[Goal]
The records below are to be copied word for word, with every picture left out.

[START OF Input material]

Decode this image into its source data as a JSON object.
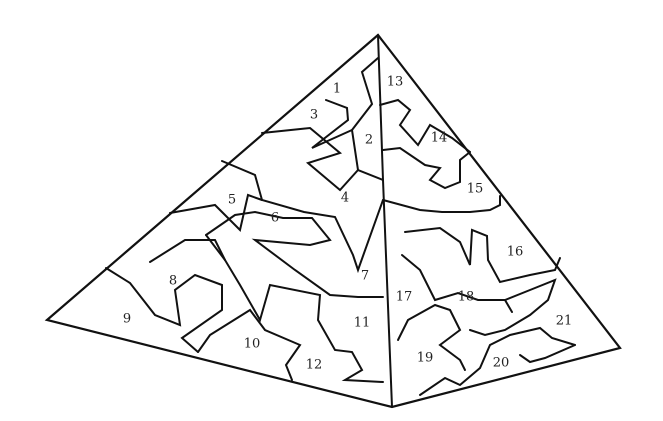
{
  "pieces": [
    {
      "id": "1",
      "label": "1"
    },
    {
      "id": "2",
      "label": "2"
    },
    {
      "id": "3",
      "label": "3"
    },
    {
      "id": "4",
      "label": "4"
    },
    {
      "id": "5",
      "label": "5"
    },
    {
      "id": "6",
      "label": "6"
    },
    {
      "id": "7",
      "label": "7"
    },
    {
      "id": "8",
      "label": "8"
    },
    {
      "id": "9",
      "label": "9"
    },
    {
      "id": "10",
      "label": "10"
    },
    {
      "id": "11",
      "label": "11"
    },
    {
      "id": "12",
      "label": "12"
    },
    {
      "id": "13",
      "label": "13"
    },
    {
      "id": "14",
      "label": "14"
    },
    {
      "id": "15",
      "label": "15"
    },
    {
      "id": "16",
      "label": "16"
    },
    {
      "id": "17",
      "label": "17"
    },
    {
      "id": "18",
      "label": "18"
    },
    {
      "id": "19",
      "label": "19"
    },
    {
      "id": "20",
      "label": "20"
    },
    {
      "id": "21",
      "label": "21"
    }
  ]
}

[END OF Input material]

[In response]
Decode this image into its source data as a JSON object.
{
  "pieces": [
    {
      "id": "1",
      "label": "1"
    },
    {
      "id": "2",
      "label": "2"
    },
    {
      "id": "3",
      "label": "3"
    },
    {
      "id": "4",
      "label": "4"
    },
    {
      "id": "5",
      "label": "5"
    },
    {
      "id": "6",
      "label": "6"
    },
    {
      "id": "7",
      "label": "7"
    },
    {
      "id": "8",
      "label": "8"
    },
    {
      "id": "9",
      "label": "9"
    },
    {
      "id": "10",
      "label": "10"
    },
    {
      "id": "11",
      "label": "11"
    },
    {
      "id": "12",
      "label": "12"
    },
    {
      "id": "13",
      "label": "13"
    },
    {
      "id": "14",
      "label": "14"
    },
    {
      "id": "15",
      "label": "15"
    },
    {
      "id": "16",
      "label": "16"
    },
    {
      "id": "17",
      "label": "17"
    },
    {
      "id": "18",
      "label": "18"
    },
    {
      "id": "19",
      "label": "19"
    },
    {
      "id": "20",
      "label": "20"
    },
    {
      "id": "21",
      "label": "21"
    }
  ]
}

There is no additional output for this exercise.